[Dataset excerpts]
* start *

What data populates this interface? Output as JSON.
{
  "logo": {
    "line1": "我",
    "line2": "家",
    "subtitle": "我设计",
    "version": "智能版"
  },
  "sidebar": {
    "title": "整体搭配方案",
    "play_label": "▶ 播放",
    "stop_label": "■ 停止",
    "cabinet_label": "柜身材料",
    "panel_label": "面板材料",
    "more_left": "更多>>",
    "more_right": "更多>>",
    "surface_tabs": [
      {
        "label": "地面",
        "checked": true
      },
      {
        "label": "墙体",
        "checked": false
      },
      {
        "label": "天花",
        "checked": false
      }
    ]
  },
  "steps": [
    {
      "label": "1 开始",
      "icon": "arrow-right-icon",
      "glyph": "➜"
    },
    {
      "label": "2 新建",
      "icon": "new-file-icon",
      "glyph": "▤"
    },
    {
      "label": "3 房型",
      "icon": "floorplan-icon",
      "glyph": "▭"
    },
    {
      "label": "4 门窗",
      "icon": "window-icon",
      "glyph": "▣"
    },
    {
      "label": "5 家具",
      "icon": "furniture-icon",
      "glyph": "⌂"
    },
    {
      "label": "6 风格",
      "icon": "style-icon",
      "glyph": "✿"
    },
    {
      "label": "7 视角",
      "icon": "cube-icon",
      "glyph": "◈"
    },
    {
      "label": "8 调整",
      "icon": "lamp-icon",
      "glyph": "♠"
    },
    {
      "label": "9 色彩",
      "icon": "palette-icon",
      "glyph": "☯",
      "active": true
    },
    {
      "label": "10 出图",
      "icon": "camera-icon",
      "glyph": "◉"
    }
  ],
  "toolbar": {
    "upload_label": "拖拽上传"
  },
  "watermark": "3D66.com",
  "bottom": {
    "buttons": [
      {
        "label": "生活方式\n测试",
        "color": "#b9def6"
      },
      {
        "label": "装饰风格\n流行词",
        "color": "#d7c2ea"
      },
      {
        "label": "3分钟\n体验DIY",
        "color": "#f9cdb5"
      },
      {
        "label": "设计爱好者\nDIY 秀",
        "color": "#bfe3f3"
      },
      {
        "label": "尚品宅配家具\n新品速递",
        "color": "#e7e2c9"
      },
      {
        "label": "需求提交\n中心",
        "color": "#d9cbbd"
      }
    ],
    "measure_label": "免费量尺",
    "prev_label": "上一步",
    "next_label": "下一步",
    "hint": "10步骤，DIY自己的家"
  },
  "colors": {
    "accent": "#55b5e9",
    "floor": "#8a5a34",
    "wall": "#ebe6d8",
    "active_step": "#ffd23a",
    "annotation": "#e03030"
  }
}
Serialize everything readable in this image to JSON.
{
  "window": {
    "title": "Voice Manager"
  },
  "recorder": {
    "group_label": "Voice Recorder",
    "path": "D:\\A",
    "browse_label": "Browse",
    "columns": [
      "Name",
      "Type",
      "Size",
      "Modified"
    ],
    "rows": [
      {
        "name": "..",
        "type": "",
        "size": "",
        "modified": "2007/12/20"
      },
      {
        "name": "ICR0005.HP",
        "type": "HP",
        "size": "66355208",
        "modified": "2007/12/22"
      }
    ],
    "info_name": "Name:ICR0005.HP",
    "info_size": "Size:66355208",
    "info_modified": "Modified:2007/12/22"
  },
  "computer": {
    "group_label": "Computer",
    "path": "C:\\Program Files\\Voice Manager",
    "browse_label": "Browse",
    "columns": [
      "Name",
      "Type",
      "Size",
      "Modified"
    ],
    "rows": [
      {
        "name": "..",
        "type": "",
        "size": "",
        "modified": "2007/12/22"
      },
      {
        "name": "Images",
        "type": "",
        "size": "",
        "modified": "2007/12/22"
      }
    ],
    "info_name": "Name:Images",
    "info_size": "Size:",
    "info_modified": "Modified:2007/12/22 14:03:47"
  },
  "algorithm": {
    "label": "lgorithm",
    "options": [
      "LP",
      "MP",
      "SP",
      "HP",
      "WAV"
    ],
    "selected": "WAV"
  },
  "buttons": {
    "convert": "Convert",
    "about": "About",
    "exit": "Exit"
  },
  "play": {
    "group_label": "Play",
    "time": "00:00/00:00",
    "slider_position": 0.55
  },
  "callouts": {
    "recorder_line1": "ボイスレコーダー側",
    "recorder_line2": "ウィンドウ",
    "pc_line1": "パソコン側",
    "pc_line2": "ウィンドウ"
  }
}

* end *
* start *

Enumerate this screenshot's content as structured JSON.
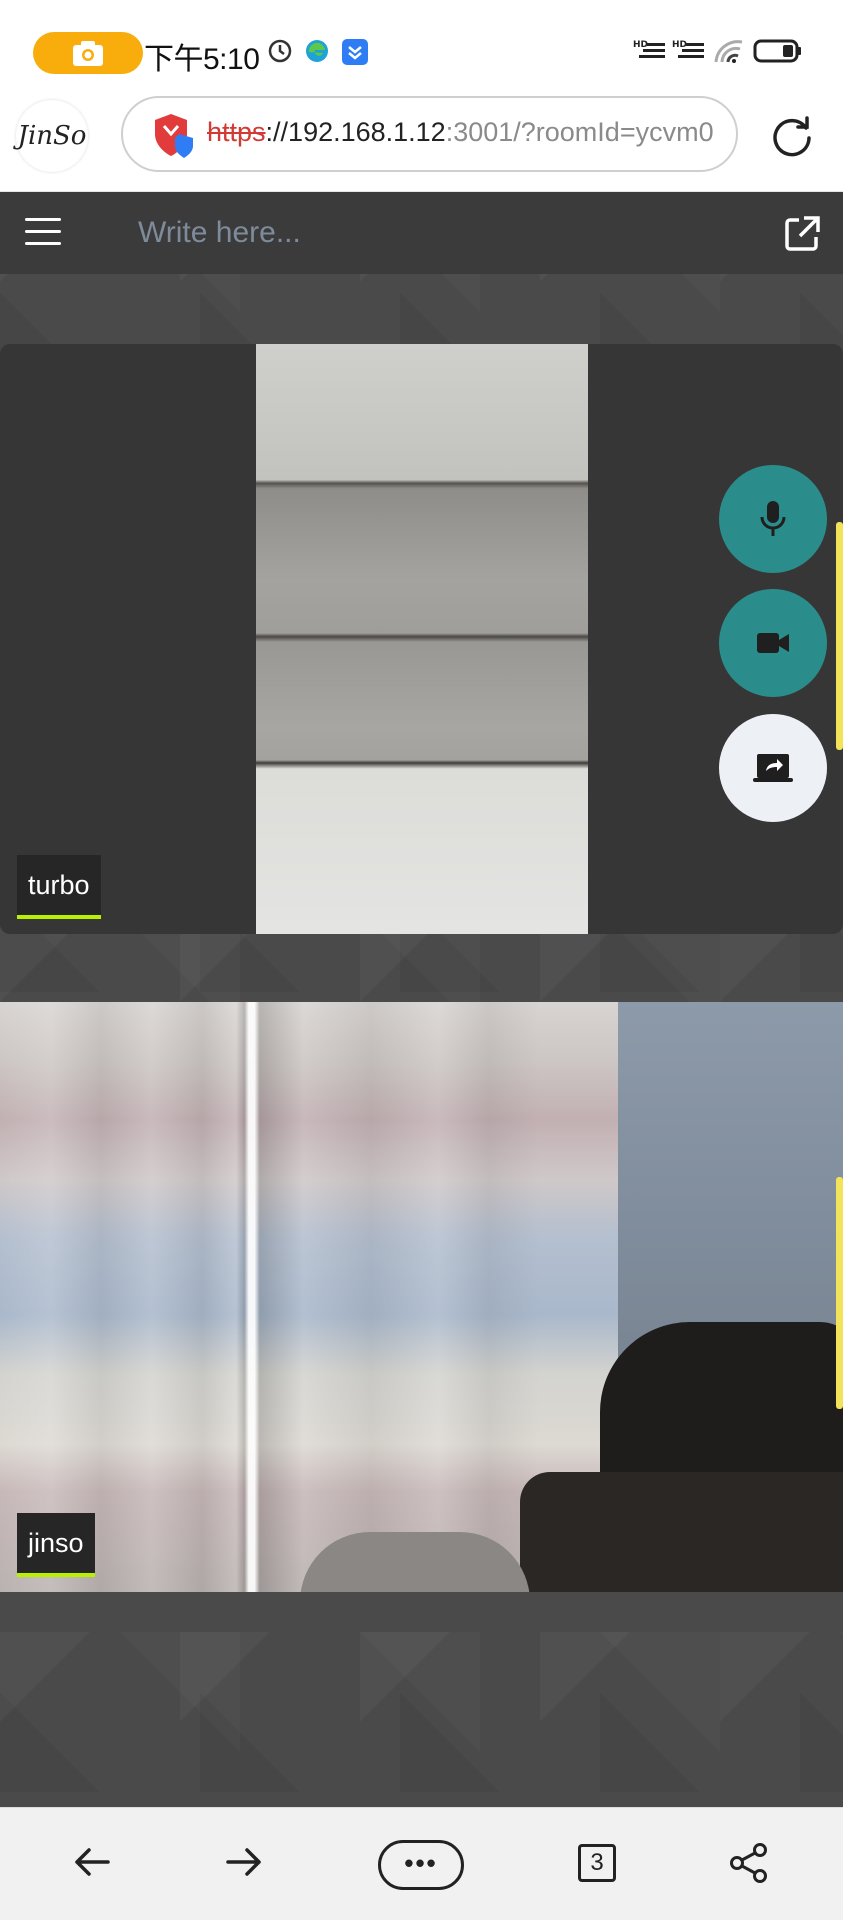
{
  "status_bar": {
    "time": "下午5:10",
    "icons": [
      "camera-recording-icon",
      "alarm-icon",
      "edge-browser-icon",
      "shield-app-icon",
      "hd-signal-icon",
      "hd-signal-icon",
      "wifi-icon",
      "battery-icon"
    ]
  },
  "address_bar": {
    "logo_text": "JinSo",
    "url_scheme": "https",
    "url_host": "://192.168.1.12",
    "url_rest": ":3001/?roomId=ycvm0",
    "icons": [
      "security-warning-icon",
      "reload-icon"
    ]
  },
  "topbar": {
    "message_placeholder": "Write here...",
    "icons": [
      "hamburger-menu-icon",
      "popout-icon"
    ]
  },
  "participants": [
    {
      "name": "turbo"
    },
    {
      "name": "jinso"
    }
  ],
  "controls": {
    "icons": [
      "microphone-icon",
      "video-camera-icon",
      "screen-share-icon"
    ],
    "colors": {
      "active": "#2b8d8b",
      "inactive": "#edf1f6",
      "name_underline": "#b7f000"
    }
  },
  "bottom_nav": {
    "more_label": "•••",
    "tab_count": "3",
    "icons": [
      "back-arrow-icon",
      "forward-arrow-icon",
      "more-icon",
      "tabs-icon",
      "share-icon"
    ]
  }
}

* end *

*THE REQUEST:*
Check each line of the records for the string "camera" and state how many lines contain it. Give only the number.

*WRITTEN SOLUTION:*
3